• **SOURCE EXCERPT**
* Start *

ADC Conversion Rate

[jecottrell]

Hello All,

I've been doing some reading and have tried to decide what the maximum rate I'll be able to acquire an analog signal on a 18F2525 part running at 20mHz would be.

I see that the acquisition time is about 2.5uS, which shouldn't be a factor for my desired rate.

My initial plan is to sample and store a number of readings in FRAM for later use. So I have concluded that the limiting factor is going to be the transfer of the data from the PIC to the FRAM. Is there anyone with any experience willing to spoon feed me the time that is going to take? I plan on using the ADC in the 10bit mode and transfering 2 bytes for each reading.

Also, I would assume for a signal acquisition scheme the ADC acquisition timing would be best handled by an interrupt/timer to ensure accuracy of the timing of the acquisition?

Thanks in advance for any advice,

John

[Ttelmah]

The first 'acquisition time', is dependant on the impedance of your source. It is the time taken for the internal capacitor to charge to within half a bit of the incoming voltage. It falls to 2.4uSec, assuming that your enviroment meets the laid down guidelines. However you then have the time needed to actually take the reading (also called the acquisition time in some parts of the data sheet, just to confuse you...). This is 11*Tad. Tad, should not normally be less than 0.69uSec, and depending on your clock rate, and available multipliers, may well be higher. So the total time for a sample, is the charge time, plus this sample time, giving a 'fastest possible' for the PIC, of 10uSec/sample.
You will then need to read this value, and send it to FRAM. Conveniently, if you don't use the automatic acquire delay, the input will be recharging while this transfer takes place, allowing a slight saving on the total. Depending on your FRAM, with one of the 25MHz SPI versions, the byte transfer, can be as quick as 1.6uSec/byte.
So If you read the byte, send it to the output register, wait 2.5uSec, read the next byte, send this, and as soon as this is done, trigger another ADC reading, waiting for this to end, the second byte will be sending, while you wait for the ADC, while the ADC will be charging, while the first byte transfers. The ADC reading will take 8.8uSec (with your 20MHz clock, the fastest Tad value available, will be clock/16, giving Tad=0.8uSec), by which time the byte will have sent.
Now you will have to add typically four instruction times to 'poll' the ADC, and a couple of instruction times for the readings, plus a couple more for the overall loop, so it should be possible to do the total cycle in about:
2.5+8.8+4uSec
Say 16uSec.
Now this is assuming that you are able to just let the memory automatically increment through a memory block. If you start having to set an address, timings will shoot up. Fortunately, with FRAM, you can just keep writing till the memory is full,there is not a 'block size' like on EEPROM. There is also the problem of noise. Since in this fastest mode, you will actually be clocking a byte out of the chip, while the reading being made, there will be a tendency to pickup some of this signal as noise in the ADC reading.
You will probably actually have to run an int16 counter, to stop the program when the memory is full, and this would add perhaps another couple of uSec to the total. I'd say that 20uSec, should 'comfortably' be achievable.

Best Wishes

[jecottrell]

RJ,

Thanks for the help. I had reached some of the conclusions you had provided after posting but couldn't really quantify them. It became obvious about 10uS after hitting the submit button that I could essentially multitask by acquiring and writing simultaneously. I found some material somewhere mentioning the "code noise" problem with the on-board adc.

If my aging math skills serve me correctly, 1/20uS gives me a sample rate of 50,000SpS. Luckily this is well above what I think I'll need. I think I'll probably only need about a tenth of that.

But... I think now I have concluded after using FilterLab to check a couple of things the 10bit ADC won't be able to resolve the signal that I'm looking for with the expected SNR. So... I may have to go to an external ADC. But I think with the info that you have provided I should be able to figure out what's going on.

Thanks,

John

* End *

• **DATA SHOWN**
* Start *

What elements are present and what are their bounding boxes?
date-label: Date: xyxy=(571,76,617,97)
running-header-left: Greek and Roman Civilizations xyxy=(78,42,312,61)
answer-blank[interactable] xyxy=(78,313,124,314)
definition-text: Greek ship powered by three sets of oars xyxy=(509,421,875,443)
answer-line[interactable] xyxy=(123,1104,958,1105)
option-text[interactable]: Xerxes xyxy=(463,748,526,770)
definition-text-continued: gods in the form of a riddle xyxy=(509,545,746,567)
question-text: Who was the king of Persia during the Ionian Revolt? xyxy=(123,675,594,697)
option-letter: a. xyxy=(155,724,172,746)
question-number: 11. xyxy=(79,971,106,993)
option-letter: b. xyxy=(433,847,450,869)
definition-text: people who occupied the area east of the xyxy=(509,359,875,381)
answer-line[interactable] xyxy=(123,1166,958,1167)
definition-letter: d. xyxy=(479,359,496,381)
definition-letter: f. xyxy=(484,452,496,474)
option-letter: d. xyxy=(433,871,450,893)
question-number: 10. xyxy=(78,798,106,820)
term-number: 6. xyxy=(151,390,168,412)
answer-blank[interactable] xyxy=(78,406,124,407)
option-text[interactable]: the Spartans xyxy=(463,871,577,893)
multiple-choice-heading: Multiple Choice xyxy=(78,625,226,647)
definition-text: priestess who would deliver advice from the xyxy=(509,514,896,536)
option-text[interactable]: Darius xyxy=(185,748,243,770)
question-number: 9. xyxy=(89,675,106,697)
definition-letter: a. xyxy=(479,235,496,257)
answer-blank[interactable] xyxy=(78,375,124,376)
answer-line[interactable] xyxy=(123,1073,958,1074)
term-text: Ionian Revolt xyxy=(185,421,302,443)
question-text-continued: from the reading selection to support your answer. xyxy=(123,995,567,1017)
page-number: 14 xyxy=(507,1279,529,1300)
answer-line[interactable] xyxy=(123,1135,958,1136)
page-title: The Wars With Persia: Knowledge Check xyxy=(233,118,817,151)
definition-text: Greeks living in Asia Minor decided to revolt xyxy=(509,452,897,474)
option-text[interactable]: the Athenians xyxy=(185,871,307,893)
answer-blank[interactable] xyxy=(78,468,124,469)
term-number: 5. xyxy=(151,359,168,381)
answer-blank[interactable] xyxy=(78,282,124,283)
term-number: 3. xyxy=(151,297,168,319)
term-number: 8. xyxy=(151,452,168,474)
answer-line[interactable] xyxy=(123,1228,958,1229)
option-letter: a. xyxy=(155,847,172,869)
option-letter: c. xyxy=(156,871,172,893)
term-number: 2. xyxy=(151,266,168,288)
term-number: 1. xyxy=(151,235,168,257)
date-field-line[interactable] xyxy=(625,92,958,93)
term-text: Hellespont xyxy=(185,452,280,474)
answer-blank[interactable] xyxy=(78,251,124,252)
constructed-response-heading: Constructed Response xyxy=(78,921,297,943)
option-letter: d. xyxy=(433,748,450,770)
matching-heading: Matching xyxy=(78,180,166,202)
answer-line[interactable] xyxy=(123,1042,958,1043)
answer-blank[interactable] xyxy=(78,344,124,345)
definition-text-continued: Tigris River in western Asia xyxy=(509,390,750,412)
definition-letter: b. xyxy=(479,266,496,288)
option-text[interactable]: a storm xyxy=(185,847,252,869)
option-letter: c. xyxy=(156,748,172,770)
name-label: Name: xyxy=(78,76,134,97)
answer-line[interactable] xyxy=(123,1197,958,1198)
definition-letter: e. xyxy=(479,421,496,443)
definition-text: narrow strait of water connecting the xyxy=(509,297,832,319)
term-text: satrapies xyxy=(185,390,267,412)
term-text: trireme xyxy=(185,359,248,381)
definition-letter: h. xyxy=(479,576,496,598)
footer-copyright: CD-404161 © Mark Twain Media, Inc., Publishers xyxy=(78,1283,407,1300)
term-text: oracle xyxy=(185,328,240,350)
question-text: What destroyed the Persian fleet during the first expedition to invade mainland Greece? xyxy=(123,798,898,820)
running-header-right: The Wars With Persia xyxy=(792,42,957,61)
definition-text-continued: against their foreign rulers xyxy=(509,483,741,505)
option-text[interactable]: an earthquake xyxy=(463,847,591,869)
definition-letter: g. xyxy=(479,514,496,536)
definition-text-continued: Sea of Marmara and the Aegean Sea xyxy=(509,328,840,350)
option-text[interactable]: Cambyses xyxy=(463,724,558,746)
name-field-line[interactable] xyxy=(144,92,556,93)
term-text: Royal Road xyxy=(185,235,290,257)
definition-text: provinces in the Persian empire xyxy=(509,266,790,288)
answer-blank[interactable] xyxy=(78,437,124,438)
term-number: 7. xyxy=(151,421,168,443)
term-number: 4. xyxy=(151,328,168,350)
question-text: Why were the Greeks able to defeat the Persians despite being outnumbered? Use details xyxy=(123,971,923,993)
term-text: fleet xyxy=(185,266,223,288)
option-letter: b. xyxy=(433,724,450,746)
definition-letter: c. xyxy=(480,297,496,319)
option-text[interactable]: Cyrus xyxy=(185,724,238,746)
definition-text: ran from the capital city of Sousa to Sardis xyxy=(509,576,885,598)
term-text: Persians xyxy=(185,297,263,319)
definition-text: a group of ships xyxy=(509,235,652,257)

* End *

• **TO-DO LIST**
A. In the ADC conversion rate thread, what Tad value does the 20MHz clock allow at its fastest setting?
B. The ADC conversion rate thread names the things that add instruction times to the cycle. List each one with the number of instruction times it adds.

• **OUTPUTS FOR THE TASKS**
A. Clock/16, which gives Tad = 0.8uSec.

B.
- Polling the ADC: typically four instruction times
- The readings: a couple of instruction times
- The overall loop: a couple more instruction times